Records shown:

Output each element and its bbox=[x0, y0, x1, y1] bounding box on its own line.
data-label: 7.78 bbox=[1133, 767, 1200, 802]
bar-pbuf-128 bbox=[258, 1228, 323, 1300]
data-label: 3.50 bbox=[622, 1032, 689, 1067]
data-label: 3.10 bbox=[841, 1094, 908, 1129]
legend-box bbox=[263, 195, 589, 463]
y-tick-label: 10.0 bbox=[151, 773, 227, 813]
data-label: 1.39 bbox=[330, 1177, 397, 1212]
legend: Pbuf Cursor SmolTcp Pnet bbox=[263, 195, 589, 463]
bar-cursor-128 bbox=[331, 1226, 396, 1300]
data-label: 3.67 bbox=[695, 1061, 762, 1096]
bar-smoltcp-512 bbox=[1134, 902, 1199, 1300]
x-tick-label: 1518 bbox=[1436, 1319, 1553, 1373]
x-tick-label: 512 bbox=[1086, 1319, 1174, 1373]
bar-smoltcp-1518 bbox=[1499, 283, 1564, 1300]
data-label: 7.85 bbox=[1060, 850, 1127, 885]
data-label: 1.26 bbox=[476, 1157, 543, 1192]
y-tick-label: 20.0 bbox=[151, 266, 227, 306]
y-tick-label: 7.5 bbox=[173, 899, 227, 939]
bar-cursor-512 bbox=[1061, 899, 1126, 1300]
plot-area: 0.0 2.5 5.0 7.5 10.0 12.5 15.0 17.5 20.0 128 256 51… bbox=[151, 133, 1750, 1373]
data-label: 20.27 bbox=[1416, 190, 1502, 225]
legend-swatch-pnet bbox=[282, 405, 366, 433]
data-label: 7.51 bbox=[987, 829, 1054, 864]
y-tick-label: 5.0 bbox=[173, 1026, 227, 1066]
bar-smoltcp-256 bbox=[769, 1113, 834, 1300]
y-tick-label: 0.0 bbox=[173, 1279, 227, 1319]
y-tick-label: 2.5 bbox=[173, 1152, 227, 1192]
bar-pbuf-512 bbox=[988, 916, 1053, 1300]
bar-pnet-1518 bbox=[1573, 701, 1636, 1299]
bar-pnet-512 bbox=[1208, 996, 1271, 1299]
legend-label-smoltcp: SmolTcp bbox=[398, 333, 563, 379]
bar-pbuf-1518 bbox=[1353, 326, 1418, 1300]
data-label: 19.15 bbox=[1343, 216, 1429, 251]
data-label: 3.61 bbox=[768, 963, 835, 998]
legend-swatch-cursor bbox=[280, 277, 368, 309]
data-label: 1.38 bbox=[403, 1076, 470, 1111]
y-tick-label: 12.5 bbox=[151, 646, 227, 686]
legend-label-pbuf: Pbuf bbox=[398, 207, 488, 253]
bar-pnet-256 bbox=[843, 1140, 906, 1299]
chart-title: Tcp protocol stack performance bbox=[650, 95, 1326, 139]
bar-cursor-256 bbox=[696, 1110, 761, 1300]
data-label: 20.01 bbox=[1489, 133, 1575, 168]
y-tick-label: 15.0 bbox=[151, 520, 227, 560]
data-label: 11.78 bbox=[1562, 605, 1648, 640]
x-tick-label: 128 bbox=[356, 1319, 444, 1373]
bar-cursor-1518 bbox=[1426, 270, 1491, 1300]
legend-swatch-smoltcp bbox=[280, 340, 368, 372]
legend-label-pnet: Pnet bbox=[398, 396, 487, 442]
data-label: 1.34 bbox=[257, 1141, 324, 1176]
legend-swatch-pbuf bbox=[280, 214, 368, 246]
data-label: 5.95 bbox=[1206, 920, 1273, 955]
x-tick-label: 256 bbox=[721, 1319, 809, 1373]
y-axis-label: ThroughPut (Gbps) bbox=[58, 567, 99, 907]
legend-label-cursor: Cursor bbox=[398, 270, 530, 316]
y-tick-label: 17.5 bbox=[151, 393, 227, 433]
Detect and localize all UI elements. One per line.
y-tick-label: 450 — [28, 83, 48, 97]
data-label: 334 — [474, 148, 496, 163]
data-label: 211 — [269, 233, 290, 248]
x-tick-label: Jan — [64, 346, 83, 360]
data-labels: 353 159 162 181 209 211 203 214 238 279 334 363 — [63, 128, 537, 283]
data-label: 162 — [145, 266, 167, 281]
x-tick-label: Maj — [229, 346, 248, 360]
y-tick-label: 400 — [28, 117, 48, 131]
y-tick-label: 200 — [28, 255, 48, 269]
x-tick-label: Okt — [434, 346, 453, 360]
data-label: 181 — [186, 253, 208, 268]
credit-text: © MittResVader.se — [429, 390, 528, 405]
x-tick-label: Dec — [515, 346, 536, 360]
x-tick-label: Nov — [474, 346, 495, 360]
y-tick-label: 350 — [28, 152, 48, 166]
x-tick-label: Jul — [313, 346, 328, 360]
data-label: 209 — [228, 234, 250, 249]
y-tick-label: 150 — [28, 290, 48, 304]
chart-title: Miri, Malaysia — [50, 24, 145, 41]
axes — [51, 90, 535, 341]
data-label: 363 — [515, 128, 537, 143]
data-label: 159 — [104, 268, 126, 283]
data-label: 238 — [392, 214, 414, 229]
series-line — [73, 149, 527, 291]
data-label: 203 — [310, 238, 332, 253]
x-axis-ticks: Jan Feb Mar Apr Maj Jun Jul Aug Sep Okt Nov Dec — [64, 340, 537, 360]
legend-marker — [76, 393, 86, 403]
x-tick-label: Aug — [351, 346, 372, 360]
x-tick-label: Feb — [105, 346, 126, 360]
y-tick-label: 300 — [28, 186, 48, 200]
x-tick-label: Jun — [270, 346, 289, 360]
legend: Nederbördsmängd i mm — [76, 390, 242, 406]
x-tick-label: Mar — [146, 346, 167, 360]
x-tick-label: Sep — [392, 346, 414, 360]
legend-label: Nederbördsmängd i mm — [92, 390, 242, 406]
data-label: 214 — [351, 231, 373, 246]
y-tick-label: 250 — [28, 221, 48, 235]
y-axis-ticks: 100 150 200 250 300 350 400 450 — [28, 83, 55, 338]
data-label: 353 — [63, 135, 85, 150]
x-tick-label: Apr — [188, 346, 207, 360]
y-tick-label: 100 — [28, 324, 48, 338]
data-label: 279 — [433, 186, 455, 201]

Exercise: Could you format every line of the entries above as a Markdown table, skipping blank lines, with the row number under a column headed "Row" and the line itself under a column headed "Text"?

Result:
| Row | Text |
|---|---|
| 1 | Output each element and its bbox=[x0, y0, x1, y1] bounding box on its own line. |
| 2 | data-label: 7.78 bbox=[1133, 767, 1200, 802] |
| 3 | bar-pbuf-128 bbox=[258, 1228, 323, 1300] |
| 4 | data-label: 3.50 bbox=[622, 1032, 689, 1067] |
| 5 | data-label: 3.10 bbox=[841, 1094, 908, 1129] |
| 6 | legend-box bbox=[263, 195, 589, 463] |
| 7 | y-tick-label: 10.0 bbox=[151, 773, 227, 813] |
| 8 | data-label: 1.39 bbox=[330, 1177, 397, 1212] |
| 9 | legend: Pbuf Cursor SmolTcp Pnet bbox=[263, 195, 589, 463] |
| 10 | bar-cursor-128 bbox=[331, 1226, 396, 1300] |
| 11 | data-label: 3.67 bbox=[695, 1061, 762, 1096] |
| 12 | bar-smoltcp-512 bbox=[1134, 902, 1199, 1300] |
| 13 | x-tick-label: 1518 bbox=[1436, 1319, 1553, 1373] |
| 14 | x-tick-label: 512 bbox=[1086, 1319, 1174, 1373] |
| 15 | bar-smoltcp-1518 bbox=[1499, 283, 1564, 1300] |
| 16 | data-label: 7.85 bbox=[1060, 850, 1127, 885] |
| 17 | data-label: 1.26 bbox=[476, 1157, 543, 1192] |
| 18 | y-tick-label: 20.0 bbox=[151, 266, 227, 306] |
| 19 | y-tick-label: 7.5 bbox=[173, 899, 227, 939] |
| 20 | bar-cursor-512 bbox=[1061, 899, 1126, 1300] |
| 21 | plot-area: 0.0 2.5 5.0 7.5 10.0 12.5 15.0 17.5 20.0 128 256 51… bbox=[151, 133, 1750, 1373] |
| 22 | data-label: 20.27 bbox=[1416, 190, 1502, 225] |
| 23 | legend-swatch-pnet bbox=[282, 405, 366, 433] |
| 24 | data-label: 7.51 bbox=[987, 829, 1054, 864] |
| 25 | y-tick-label: 5.0 bbox=[173, 1026, 227, 1066] |
| 26 | bar-smoltcp-256 bbox=[769, 1113, 834, 1300] |
| 27 | y-tick-label: 0.0 bbox=[173, 1279, 227, 1319] |
| 28 | y-tick-label: 2.5 bbox=[173, 1152, 227, 1192] |
| 29 | bar-pbuf-512 bbox=[988, 916, 1053, 1300] |
| 30 | bar-pnet-1518 bbox=[1573, 701, 1636, 1299] |
| 31 | bar-pnet-512 bbox=[1208, 996, 1271, 1299] |
| 32 | legend-label-smoltcp: SmolTcp bbox=[398, 333, 563, 379] |
| 33 | bar-pbuf-1518 bbox=[1353, 326, 1418, 1300] |
| 34 | data-label: 19.15 bbox=[1343, 216, 1429, 251] |
| 35 | data-label: 3.61 bbox=[768, 963, 835, 998] |
| 36 | legend-swatch-cursor bbox=[280, 277, 368, 309] |
| 37 | data-label: 1.38 bbox=[403, 1076, 470, 1111] |
| 38 | y-tick-label: 12.5 bbox=[151, 646, 227, 686] |
| 39 | legend-label-pbuf: Pbuf bbox=[398, 207, 488, 253] |
| 40 | bar-pnet-256 bbox=[843, 1140, 906, 1299] |
| 41 | chart-title: Tcp protocol stack performance bbox=[650, 95, 1326, 139] |
| 42 | bar-cursor-256 bbox=[696, 1110, 761, 1300] |
| 43 | data-label: 20.01 bbox=[1489, 133, 1575, 168] |
| 44 | y-tick-label: 15.0 bbox=[151, 520, 227, 560] |
| 45 | data-label: 11.78 bbox=[1562, 605, 1648, 640] |
| 46 | x-tick-label: 128 bbox=[356, 1319, 444, 1373] |
| 47 | bar-cursor-1518 bbox=[1426, 270, 1491, 1300] |
| 48 | legend-swatch-smoltcp bbox=[280, 340, 368, 372] |
| 49 | legend-label-pnet: Pnet bbox=[398, 396, 487, 442] |
| 50 | data-label: 1.34 bbox=[257, 1141, 324, 1176] |
| 51 | legend-swatch-pbuf bbox=[280, 214, 368, 246] |
| 52 | data-label: 5.95 bbox=[1206, 920, 1273, 955] |
| 53 | x-tick-label: 256 bbox=[721, 1319, 809, 1373] |
| 54 | y-axis-label: ThroughPut (Gbps) bbox=[58, 567, 99, 907] |
| 55 | legend-label-cursor: Cursor bbox=[398, 270, 530, 316] |
| 56 | y-tick-label: 17.5 bbox=[151, 393, 227, 433] |
| 57 | Detect and localize all UI elements. One per line. |
| 58 | y-tick-label: 450 — [28, 83, 48, 97] |
| 59 | data-label: 334 — [474, 148, 496, 163] |
| 60 | data-label: 211 — [269, 233, 290, 248] |
| 61 | x-tick-label: Jan — [64, 346, 83, 360] |
| 62 | data-labels: 353 159 162 181 209 211 203 214 238 279 334 363 — [63, 128, 537, 283] |
| 63 | data-label: 162 — [145, 266, 167, 281] |
| 64 | x-tick-label: Maj — [229, 346, 248, 360] |
| 65 | y-tick-label: 400 — [28, 117, 48, 131] |
| 66 | y-tick-label: 200 — [28, 255, 48, 269] |
| 67 | x-tick-label: Okt — [434, 346, 453, 360] |
| 68 | data-label: 181 — [186, 253, 208, 268] |
| 69 | credit-text: © MittResVader.se — [429, 390, 528, 405] |
| 70 | x-tick-label: Dec — [515, 346, 536, 360] |
| 71 | x-tick-label: Nov — [474, 346, 495, 360] |
| 72 | y-tick-label: 350 — [28, 152, 48, 166] |
| 73 | x-tick-label: Jul — [313, 346, 328, 360] |
| 74 | data-label: 209 — [228, 234, 250, 249] |
| 75 | y-tick-label: 150 — [28, 290, 48, 304] |
| 76 | chart-title: Miri, Malaysia — [50, 24, 145, 41] |
| 77 | axes — [51, 90, 535, 341] |
| 78 | data-label: 363 — [515, 128, 537, 143] |
| 79 | data-label: 159 — [104, 268, 126, 283] |
| 80 | data-label: 238 — [392, 214, 414, 229] |
| 81 | series-line — [73, 149, 527, 291] |
| 82 | data-label: 203 — [310, 238, 332, 253] |
| 83 | x-axis-ticks: Jan Feb Mar Apr Maj Jun Jul Aug Sep Okt Nov Dec — [64, 340, 537, 360] |
| 84 | legend-marker — [76, 393, 86, 403] |
| 85 | x-tick-label: Aug — [351, 346, 372, 360] |
| 86 | x-tick-label: Feb — [105, 346, 126, 360] |
| 87 | y-tick-label: 300 — [28, 186, 48, 200] |
| 88 | x-tick-label: Jun — [270, 346, 289, 360] |
| 89 | legend: Nederbördsmängd i mm — [76, 390, 242, 406] |
| 90 | x-tick-label: Mar — [146, 346, 167, 360] |
| 91 | x-tick-label: Sep — [392, 346, 414, 360] |
| 92 | legend-label: Nederbördsmängd i mm — [92, 390, 242, 406] |
| 93 | data-label: 214 — [351, 231, 373, 246] |
| 94 | y-tick-label: 250 — [28, 221, 48, 235] |
| 95 | y-axis-ticks: 100 150 200 250 300 350 400 450 — [28, 83, 55, 338] |
| 96 | data-label: 353 — [63, 135, 85, 150] |
| 97 | x-tick-label: Apr — [188, 346, 207, 360] |
| 98 | y-tick-label: 100 — [28, 324, 48, 338] |
| 99 | data-label: 279 — [433, 186, 455, 201] |